**Work required:**
Give back exactly the lines starting at the one with "Output the text content of this document." and ending at the last line of the data below. Pictures are not part of the copy.

**Data supplied:**
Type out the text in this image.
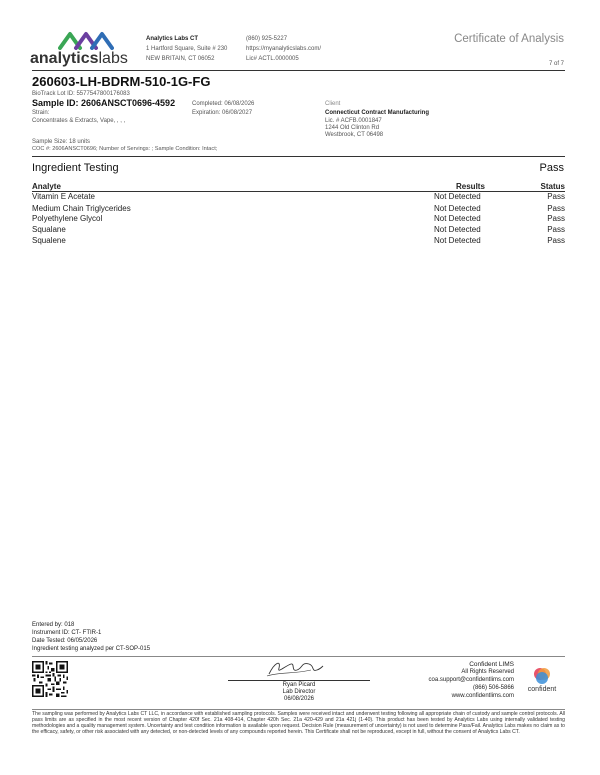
analyticslabs
Analytics Labs CT
1 Hartford Square, Suite # 230
NEW BRITAIN, CT 06052
(860) 925-5227
https://myanalyticslabs.com/
Lic# ACTL.0000005
Certificate of Analysis
7 of 7
260603-LH-BDRM-510-1G-FG
BioTrack Lot ID: 5577547800176083
Sample ID: 2606ANSCT0696-4592	Completed: 06/08/2026
Strain:	Expiration: 06/08/2027
Concentrates & Extracts, Vape, , , ,
Client
Connecticut Contract Manufacturing
Lic. # ACFB.0001847
1244 Old Clinton Rd
Westbrook, CT 06498
Sample Size: 18 units
COC #: 2606ANSCT0696; Number of Servings: ; Sample Condition: Intact;
Ingredient Testing	Pass
Analyte	Results	Status
Vitamin E Acetate	Not Detected	Pass
Medium Chain Triglycerides	Not Detected	Pass
Polyethylene Glycol	Not Detected	Pass
Squalane	Not Detected	Pass
Squalene	Not Detected	Pass
Entered by: 018
Instrument ID: CT- FTIR-1
Date Tested: 06/05/2026
Ingredient testing analyzed per CT-SOP-015
Ryan Picard
Lab Director
06/08/2026
Confident LIMS
All Rights Reserved
coa.support@confidentlims.com
(866) 506-5866
www.confidentlims.com
confident
The sampling was performed by Analytics Labs CT LLC, in accordance with established sampling protocols. Samples were received intact and underwent testing following all appropriate chain of custody and sample control protocols. All pass limits are as specified in the most recent version of Chapter 420f Sec. 21a 408-414, Chapter 420h Sec. 21a 420-429 and 21a 421j (1-40). This product has been tested by Analytics Labs using internally validated testing methodologies and a quality management system. Uncertainty and test condition information is available upon request. Decision Rule (measurement of uncertainty) is not used to determine Pass/Fail. Analytics Labs makes no claim as to the efficacy, safety, or other risk associated with any detected, or non-detected levels of any compounds reported herein. This Certificate shall not be reproduced, except in full, without the consent of Analytics Labs CT.
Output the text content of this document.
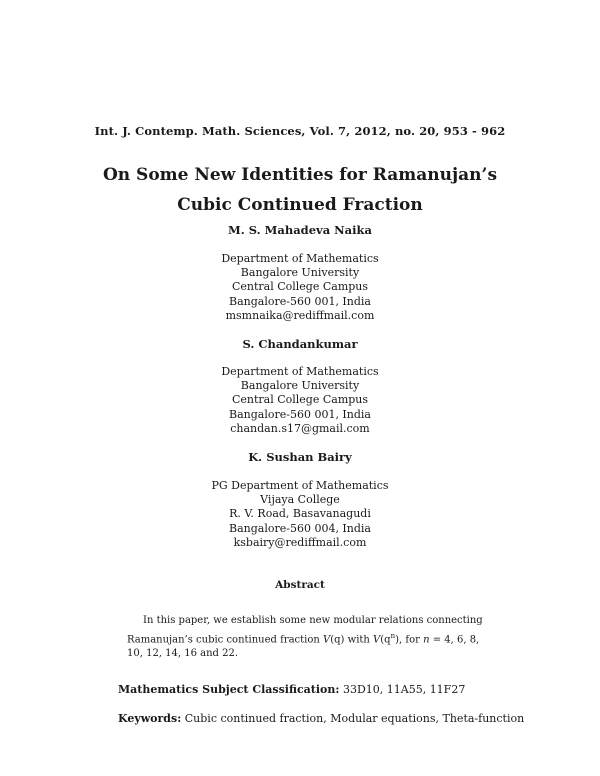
Int. J. Contemp. Math. Sciences, Vol. 7, 2012, no. 20, 953 - 962
On Some New Identities for Ramanujan’s
Cubic Continued Fraction
M. S. Mahadeva Naika
Department of Mathematics
Bangalore University
Central College Campus
Bangalore-560 001, India
msmnaika@rediffmail.com
S. Chandankumar
Department of Mathematics
Bangalore University
Central College Campus
Bangalore-560 001, India
chandan.s17@gmail.com
K. Sushan Bairy
PG Department of Mathematics
Vijaya College
R. V. Road, Basavanagudi
Bangalore-560 004, India
ksbairy@rediffmail.com
Abstract
In this paper, we establish some new modular relations connecting
Ramanujan’s cubic continued fraction V(q) with $V(q^n)$, for n = 4, 6, 8,
10, 12, 14, 16 and 22.
Mathematics Subject Classification: 33D10, 11A55, 11F27
Keywords: Cubic continued fraction, Modular equations, Theta-function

**Result below:**
Output the text content of this document.
Int. J. Contemp. Math. Sciences, Vol. 7, 2012, no. 20, 953 - 962
On Some New Identities for Ramanujan’s
Cubic Continued Fraction
M. S. Mahadeva Naika
Department of Mathematics
Bangalore University
Central College Campus
Bangalore-560 001, India
msmnaika@rediffmail.com
S. Chandankumar
Department of Mathematics
Bangalore University
Central College Campus
Bangalore-560 001, India
chandan.s17@gmail.com
K. Sushan Bairy
PG Department of Mathematics
Vijaya College
R. V. Road, Basavanagudi
Bangalore-560 004, India
ksbairy@rediffmail.com
Abstract
In this paper, we establish some new modular relations connecting
Ramanujan’s cubic continued fraction V(q) with $V(q^n)$, for n = 4, 6, 8,
10, 12, 14, 16 and 22.
Mathematics Subject Classification: 33D10, 11A55, 11F27
Keywords: Cubic continued fraction, Modular equations, Theta-function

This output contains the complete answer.